**WORK TO BE COMPLETED**
From the records below, copy every line that contains the word "Amplitude".

BEGIN RECORDS SHOWN

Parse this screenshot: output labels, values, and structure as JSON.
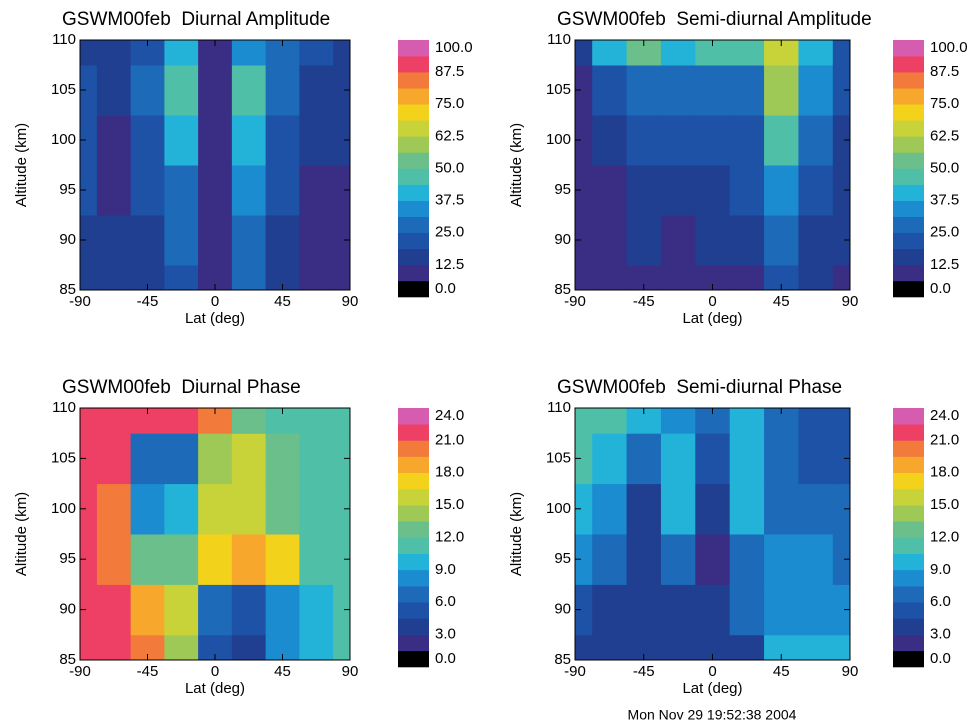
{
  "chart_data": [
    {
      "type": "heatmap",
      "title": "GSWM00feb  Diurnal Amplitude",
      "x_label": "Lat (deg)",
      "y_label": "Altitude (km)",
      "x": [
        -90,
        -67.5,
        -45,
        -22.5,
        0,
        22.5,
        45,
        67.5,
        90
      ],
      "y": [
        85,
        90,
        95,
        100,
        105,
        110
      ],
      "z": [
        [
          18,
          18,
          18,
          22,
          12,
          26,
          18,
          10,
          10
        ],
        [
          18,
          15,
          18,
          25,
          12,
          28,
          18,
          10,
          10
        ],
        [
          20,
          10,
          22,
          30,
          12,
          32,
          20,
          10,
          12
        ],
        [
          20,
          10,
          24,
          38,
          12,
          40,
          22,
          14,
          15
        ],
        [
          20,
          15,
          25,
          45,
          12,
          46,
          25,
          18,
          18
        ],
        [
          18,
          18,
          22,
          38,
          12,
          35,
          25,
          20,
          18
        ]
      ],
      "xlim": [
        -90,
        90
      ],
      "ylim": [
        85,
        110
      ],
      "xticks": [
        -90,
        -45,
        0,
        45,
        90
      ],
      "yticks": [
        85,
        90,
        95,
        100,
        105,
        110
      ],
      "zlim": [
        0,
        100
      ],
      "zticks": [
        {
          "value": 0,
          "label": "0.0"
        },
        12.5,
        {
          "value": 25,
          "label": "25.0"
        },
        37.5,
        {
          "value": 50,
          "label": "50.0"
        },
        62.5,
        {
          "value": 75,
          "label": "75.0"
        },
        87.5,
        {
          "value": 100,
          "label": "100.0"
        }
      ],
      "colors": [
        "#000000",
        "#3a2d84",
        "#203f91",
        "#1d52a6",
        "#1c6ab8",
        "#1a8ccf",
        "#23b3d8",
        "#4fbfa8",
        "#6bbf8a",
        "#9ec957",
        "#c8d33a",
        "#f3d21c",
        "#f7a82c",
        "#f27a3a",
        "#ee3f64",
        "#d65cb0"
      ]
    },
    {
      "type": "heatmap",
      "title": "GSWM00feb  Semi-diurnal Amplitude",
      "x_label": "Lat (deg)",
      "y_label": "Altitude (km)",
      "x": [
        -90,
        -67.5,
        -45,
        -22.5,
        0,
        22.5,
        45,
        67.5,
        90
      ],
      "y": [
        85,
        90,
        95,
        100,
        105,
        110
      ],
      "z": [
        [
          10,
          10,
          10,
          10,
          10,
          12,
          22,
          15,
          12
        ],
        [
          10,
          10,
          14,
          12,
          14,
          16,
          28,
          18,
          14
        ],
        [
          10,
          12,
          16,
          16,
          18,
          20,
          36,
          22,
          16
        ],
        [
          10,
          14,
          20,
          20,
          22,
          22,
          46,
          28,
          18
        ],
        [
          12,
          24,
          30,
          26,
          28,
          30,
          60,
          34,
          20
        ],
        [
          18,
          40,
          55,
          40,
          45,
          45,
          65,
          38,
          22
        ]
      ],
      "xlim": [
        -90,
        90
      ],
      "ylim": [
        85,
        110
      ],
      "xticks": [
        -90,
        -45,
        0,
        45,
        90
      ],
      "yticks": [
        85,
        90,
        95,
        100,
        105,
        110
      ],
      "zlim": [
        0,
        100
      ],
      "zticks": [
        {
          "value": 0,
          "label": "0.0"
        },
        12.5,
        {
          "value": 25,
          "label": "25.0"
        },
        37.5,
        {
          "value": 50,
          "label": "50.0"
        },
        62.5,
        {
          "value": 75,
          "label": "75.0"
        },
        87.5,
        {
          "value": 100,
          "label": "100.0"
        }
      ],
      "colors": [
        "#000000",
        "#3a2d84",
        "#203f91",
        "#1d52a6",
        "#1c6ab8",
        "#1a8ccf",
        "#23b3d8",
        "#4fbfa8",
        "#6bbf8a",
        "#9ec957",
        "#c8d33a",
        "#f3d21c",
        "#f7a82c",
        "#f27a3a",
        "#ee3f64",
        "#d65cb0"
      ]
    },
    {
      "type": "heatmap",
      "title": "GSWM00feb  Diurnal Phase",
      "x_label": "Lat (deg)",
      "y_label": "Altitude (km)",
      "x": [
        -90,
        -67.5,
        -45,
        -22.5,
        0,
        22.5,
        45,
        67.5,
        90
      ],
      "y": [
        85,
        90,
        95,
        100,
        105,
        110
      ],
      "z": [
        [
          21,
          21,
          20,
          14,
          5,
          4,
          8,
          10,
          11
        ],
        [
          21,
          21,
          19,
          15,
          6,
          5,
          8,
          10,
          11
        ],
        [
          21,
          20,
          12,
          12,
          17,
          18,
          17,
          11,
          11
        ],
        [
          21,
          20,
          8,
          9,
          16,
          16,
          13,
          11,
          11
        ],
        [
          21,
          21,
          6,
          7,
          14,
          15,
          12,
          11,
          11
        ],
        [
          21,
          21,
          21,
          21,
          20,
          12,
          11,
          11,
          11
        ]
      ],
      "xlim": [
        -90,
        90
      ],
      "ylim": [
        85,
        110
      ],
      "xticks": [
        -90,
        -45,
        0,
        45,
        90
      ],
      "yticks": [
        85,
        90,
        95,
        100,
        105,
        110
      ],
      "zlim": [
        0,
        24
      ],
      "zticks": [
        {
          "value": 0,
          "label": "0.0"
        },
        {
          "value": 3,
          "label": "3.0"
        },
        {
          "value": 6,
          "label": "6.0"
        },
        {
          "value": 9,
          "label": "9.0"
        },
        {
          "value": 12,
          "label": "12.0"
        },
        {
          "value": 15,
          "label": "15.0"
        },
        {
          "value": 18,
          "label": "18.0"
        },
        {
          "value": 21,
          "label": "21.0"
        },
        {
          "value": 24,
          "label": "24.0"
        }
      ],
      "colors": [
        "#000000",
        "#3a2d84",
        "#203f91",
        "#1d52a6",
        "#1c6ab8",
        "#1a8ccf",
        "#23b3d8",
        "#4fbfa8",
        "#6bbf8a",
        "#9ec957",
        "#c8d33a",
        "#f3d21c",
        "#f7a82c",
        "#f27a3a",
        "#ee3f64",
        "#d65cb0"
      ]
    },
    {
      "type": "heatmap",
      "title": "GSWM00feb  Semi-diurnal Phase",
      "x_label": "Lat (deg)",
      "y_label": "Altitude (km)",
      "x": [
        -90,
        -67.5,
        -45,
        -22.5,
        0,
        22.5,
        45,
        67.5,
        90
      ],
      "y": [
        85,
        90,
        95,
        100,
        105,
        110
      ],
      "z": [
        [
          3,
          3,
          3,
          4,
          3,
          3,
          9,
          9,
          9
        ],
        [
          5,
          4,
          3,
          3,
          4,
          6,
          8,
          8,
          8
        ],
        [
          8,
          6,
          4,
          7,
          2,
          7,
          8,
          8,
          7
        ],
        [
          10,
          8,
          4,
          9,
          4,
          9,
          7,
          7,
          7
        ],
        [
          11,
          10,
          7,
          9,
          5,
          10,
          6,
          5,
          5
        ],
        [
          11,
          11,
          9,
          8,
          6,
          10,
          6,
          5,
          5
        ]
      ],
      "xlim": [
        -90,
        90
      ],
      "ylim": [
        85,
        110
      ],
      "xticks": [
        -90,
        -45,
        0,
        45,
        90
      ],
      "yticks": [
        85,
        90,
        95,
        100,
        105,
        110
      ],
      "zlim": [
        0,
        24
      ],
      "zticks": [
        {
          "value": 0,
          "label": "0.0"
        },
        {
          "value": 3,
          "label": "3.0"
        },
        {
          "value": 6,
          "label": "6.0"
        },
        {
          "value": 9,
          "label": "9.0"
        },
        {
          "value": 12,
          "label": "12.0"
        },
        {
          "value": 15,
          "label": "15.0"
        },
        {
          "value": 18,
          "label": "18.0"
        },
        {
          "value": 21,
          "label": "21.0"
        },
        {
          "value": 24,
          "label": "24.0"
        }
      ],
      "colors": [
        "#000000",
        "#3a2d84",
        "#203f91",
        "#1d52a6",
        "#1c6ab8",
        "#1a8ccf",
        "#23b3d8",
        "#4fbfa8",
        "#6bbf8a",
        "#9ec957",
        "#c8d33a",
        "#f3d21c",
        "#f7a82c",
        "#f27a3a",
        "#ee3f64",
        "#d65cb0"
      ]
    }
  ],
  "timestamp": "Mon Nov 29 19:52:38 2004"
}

END RECORDS SHOWN

**EXPECTED ANSWER**
      "title": "GSWM00feb  Diurnal Amplitude",
      "title": "GSWM00feb  Semi-diurnal Amplitude",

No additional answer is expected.